- **Given exercise**
Return the entries below verbatim. Pictures stay out.

- **Provided records**

##########

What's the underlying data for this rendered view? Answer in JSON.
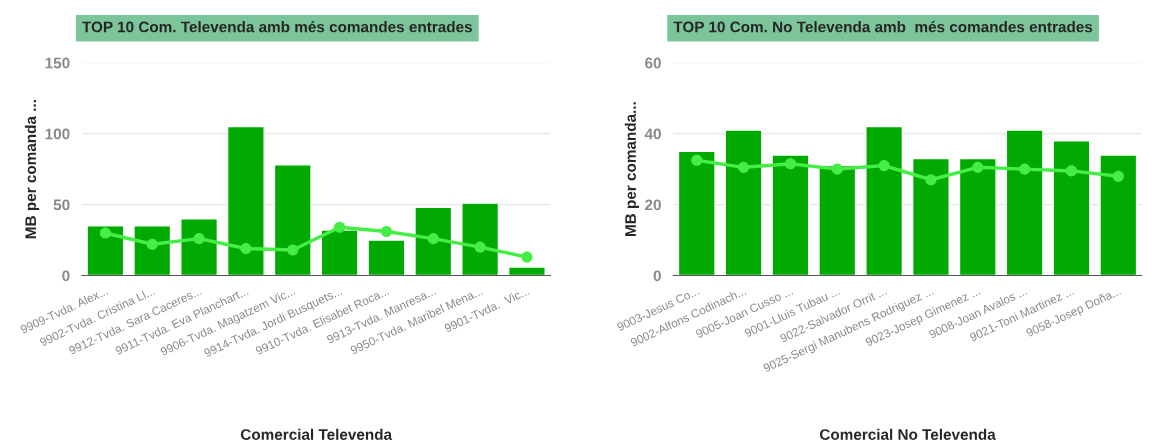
{
  "chart_data": [
    {
      "type": "bar",
      "title": "TOP 10 Com. Televenda amb més comandes entrades",
      "xlabel": "Comercial Televenda",
      "ylabel": "MB per comanda ...",
      "categories": [
        "9909-Tvda. Alex...",
        "9902-Tvda. Cristina Ll...",
        "9912-Tvda. Sara Caceres...",
        "9911-Tvda. Eva Planchart...",
        "9906-Tvda. Magatzem Vic...",
        "9914-Tvda. Jordi Busquets...",
        "9910-Tvda. Elisabet Roca...",
        "9913-Tvda. Manresa...",
        "9950-Tvda. Maribel Mena...",
        "9901-Tvda.  Vic..."
      ],
      "series": [
        {
          "color": "#00aa00",
          "values": [
            35,
            35,
            40,
            105,
            78,
            32,
            25,
            48,
            51,
            6
          ]
        },
        {
          "type": "line",
          "color": "#44ee44",
          "marker": "circle",
          "values": [
            30,
            22,
            26,
            19,
            18,
            34,
            31,
            26,
            20,
            13
          ]
        }
      ],
      "ylim": [
        0,
        150
      ],
      "yticks": [
        0,
        50,
        100,
        150
      ],
      "grid": "y"
    },
    {
      "type": "bar",
      "title": "TOP 10 Com. No Televenda amb  més comandes entrades",
      "xlabel": "Comercial No Televenda",
      "ylabel": "MB per comanda...",
      "categories": [
        "9003-Jesus Co...",
        "9002-Alfons Codinach...",
        "9005-Joan Cusso ...",
        "9001-Lluis Tubau ...",
        "9022-Salvador Orrit ...",
        "9025-Sergi Manubens Rodriguez ...",
        "9023-Josep Gimenez ...",
        "9008-Joan Avalos ...",
        "9021-Toni Martinez ...",
        "9058-Josep Doña..."
      ],
      "series": [
        {
          "color": "#00aa00",
          "values": [
            35,
            41,
            34,
            31,
            42,
            33,
            33,
            41,
            38,
            34
          ]
        },
        {
          "type": "line",
          "color": "#44ee44",
          "marker": "circle",
          "values": [
            32.5,
            30.5,
            31.5,
            30,
            31,
            27,
            30.5,
            30,
            29.5,
            28
          ]
        }
      ],
      "ylim": [
        0,
        60
      ],
      "yticks": [
        0,
        20,
        40,
        60
      ],
      "grid": "y"
    }
  ]
}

##########

- **Output below**
What's the underlying data for this rendered view? Answer in JSON.
{
  "chart_data": [
    {
      "type": "bar",
      "title": "TOP 10 Com. Televenda amb més comandes entrades",
      "xlabel": "Comercial Televenda",
      "ylabel": "MB per comanda ...",
      "categories": [
        "9909-Tvda. Alex...",
        "9902-Tvda. Cristina Ll...",
        "9912-Tvda. Sara Caceres...",
        "9911-Tvda. Eva Planchart...",
        "9906-Tvda. Magatzem Vic...",
        "9914-Tvda. Jordi Busquets...",
        "9910-Tvda. Elisabet Roca...",
        "9913-Tvda. Manresa...",
        "9950-Tvda. Maribel Mena...",
        "9901-Tvda.  Vic..."
      ],
      "series": [
        {
          "color": "#00aa00",
          "values": [
            35,
            35,
            40,
            105,
            78,
            32,
            25,
            48,
            51,
            6
          ]
        },
        {
          "type": "line",
          "color": "#44ee44",
          "marker": "circle",
          "values": [
            30,
            22,
            26,
            19,
            18,
            34,
            31,
            26,
            20,
            13
          ]
        }
      ],
      "ylim": [
        0,
        150
      ],
      "yticks": [
        0,
        50,
        100,
        150
      ],
      "grid": "y"
    },
    {
      "type": "bar",
      "title": "TOP 10 Com. No Televenda amb  més comandes entrades",
      "xlabel": "Comercial No Televenda",
      "ylabel": "MB per comanda...",
      "categories": [
        "9003-Jesus Co...",
        "9002-Alfons Codinach...",
        "9005-Joan Cusso ...",
        "9001-Lluis Tubau ...",
        "9022-Salvador Orrit ...",
        "9025-Sergi Manubens Rodriguez ...",
        "9023-Josep Gimenez ...",
        "9008-Joan Avalos ...",
        "9021-Toni Martinez ...",
        "9058-Josep Doña..."
      ],
      "series": [
        {
          "color": "#00aa00",
          "values": [
            35,
            41,
            34,
            31,
            42,
            33,
            33,
            41,
            38,
            34
          ]
        },
        {
          "type": "line",
          "color": "#44ee44",
          "marker": "circle",
          "values": [
            32.5,
            30.5,
            31.5,
            30,
            31,
            27,
            30.5,
            30,
            29.5,
            28
          ]
        }
      ],
      "ylim": [
        0,
        60
      ],
      "yticks": [
        0,
        20,
        40,
        60
      ],
      "grid": "y"
    }
  ]
}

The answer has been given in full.